Start of DATA FOR PROCESSING

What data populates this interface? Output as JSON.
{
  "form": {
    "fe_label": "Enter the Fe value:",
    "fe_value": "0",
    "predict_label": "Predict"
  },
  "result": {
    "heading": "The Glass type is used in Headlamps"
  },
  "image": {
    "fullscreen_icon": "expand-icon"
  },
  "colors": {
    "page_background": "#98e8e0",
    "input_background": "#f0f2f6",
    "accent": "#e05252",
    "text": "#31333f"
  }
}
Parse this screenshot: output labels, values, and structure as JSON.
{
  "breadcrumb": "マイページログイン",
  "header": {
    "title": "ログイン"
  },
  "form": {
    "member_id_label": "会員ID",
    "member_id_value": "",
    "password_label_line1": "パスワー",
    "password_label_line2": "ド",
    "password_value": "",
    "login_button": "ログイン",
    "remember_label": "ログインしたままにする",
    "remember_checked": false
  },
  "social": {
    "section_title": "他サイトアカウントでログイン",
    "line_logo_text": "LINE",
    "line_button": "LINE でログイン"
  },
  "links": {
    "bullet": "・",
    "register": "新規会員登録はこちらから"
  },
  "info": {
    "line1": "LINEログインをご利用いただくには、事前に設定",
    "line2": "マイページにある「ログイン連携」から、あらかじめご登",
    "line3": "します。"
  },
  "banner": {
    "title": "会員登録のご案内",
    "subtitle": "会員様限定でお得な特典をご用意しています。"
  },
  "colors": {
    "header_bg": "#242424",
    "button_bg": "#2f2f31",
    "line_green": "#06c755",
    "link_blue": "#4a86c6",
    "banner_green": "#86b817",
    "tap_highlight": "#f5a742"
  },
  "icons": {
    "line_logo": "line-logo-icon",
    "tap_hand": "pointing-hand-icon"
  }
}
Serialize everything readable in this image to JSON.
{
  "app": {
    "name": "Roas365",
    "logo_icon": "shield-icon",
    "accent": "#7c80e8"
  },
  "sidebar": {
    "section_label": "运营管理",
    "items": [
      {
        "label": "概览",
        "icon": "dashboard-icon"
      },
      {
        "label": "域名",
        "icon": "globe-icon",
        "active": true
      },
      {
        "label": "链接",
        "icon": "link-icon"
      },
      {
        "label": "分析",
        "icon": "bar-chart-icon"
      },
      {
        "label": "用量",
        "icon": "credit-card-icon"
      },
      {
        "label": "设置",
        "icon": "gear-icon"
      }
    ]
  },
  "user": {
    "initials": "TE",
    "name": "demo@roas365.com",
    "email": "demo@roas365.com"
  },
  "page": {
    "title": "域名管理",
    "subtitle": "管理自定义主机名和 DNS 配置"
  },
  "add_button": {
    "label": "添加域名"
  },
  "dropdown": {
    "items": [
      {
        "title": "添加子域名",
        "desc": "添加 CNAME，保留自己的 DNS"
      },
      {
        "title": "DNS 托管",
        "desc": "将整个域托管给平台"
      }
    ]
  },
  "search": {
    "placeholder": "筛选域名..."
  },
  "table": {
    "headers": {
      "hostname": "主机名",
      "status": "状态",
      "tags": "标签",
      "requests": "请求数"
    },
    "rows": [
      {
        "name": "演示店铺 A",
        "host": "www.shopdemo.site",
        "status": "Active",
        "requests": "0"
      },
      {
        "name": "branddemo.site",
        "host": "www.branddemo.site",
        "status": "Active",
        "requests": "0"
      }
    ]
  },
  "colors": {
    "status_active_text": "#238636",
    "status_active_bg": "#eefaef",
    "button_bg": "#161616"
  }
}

End of DATA FOR PROCESSING

→ INSTRUCTION:
All entries must be repeated verbatim.

→ EXERCISE RESULT:
What data populates this interface? Output as JSON.
{
  "form": {
    "fe_label": "Enter the Fe value:",
    "fe_value": "0",
    "predict_label": "Predict"
  },
  "result": {
    "heading": "The Glass type is used in Headlamps"
  },
  "image": {
    "fullscreen_icon": "expand-icon"
  },
  "colors": {
    "page_background": "#98e8e0",
    "input_background": "#f0f2f6",
    "accent": "#e05252",
    "text": "#31333f"
  }
}
Parse this screenshot: output labels, values, and structure as JSON.
{
  "breadcrumb": "マイページログイン",
  "header": {
    "title": "ログイン"
  },
  "form": {
    "member_id_label": "会員ID",
    "member_id_value": "",
    "password_label_line1": "パスワー",
    "password_label_line2": "ド",
    "password_value": "",
    "login_button": "ログイン",
    "remember_label": "ログインしたままにする",
    "remember_checked": false
  },
  "social": {
    "section_title": "他サイトアカウントでログイン",
    "line_logo_text": "LINE",
    "line_button": "LINE でログイン"
  },
  "links": {
    "bullet": "・",
    "register": "新規会員登録はこちらから"
  },
  "info": {
    "line1": "LINEログインをご利用いただくには、事前に設定",
    "line2": "マイページにある「ログイン連携」から、あらかじめご登",
    "line3": "します。"
  },
  "banner": {
    "title": "会員登録のご案内",
    "subtitle": "会員様限定でお得な特典をご用意しています。"
  },
  "colors": {
    "header_bg": "#242424",
    "button_bg": "#2f2f31",
    "line_green": "#06c755",
    "link_blue": "#4a86c6",
    "banner_green": "#86b817",
    "tap_highlight": "#f5a742"
  },
  "icons": {
    "line_logo": "line-logo-icon",
    "tap_hand": "pointing-hand-icon"
  }
}
Serialize everything readable in this image to JSON.
{
  "app": {
    "name": "Roas365",
    "logo_icon": "shield-icon",
    "accent": "#7c80e8"
  },
  "sidebar": {
    "section_label": "运营管理",
    "items": [
      {
        "label": "概览",
        "icon": "dashboard-icon"
      },
      {
        "label": "域名",
        "icon": "globe-icon",
        "active": true
      },
      {
        "label": "链接",
        "icon": "link-icon"
      },
      {
        "label": "分析",
        "icon": "bar-chart-icon"
      },
      {
        "label": "用量",
        "icon": "credit-card-icon"
      },
      {
        "label": "设置",
        "icon": "gear-icon"
      }
    ]
  },
  "user": {
    "initials": "TE",
    "name": "demo@roas365.com",
    "email": "demo@roas365.com"
  },
  "page": {
    "title": "域名管理",
    "subtitle": "管理自定义主机名和 DNS 配置"
  },
  "add_button": {
    "label": "添加域名"
  },
  "dropdown": {
    "items": [
      {
        "title": "添加子域名",
        "desc": "添加 CNAME，保留自己的 DNS"
      },
      {
        "title": "DNS 托管",
        "desc": "将整个域托管给平台"
      }
    ]
  },
  "search": {
    "placeholder": "筛选域名..."
  },
  "table": {
    "headers": {
      "hostname": "主机名",
      "status": "状态",
      "tags": "标签",
      "requests": "请求数"
    },
    "rows": [
      {
        "name": "演示店铺 A",
        "host": "www.shopdemo.site",
        "status": "Active",
        "requests": "0"
      },
      {
        "name": "branddemo.site",
        "host": "www.branddemo.site",
        "status": "Active",
        "requests": "0"
      }
    ]
  },
  "colors": {
    "status_active_text": "#238636",
    "status_active_bg": "#eefaef",
    "button_bg": "#161616"
  }
}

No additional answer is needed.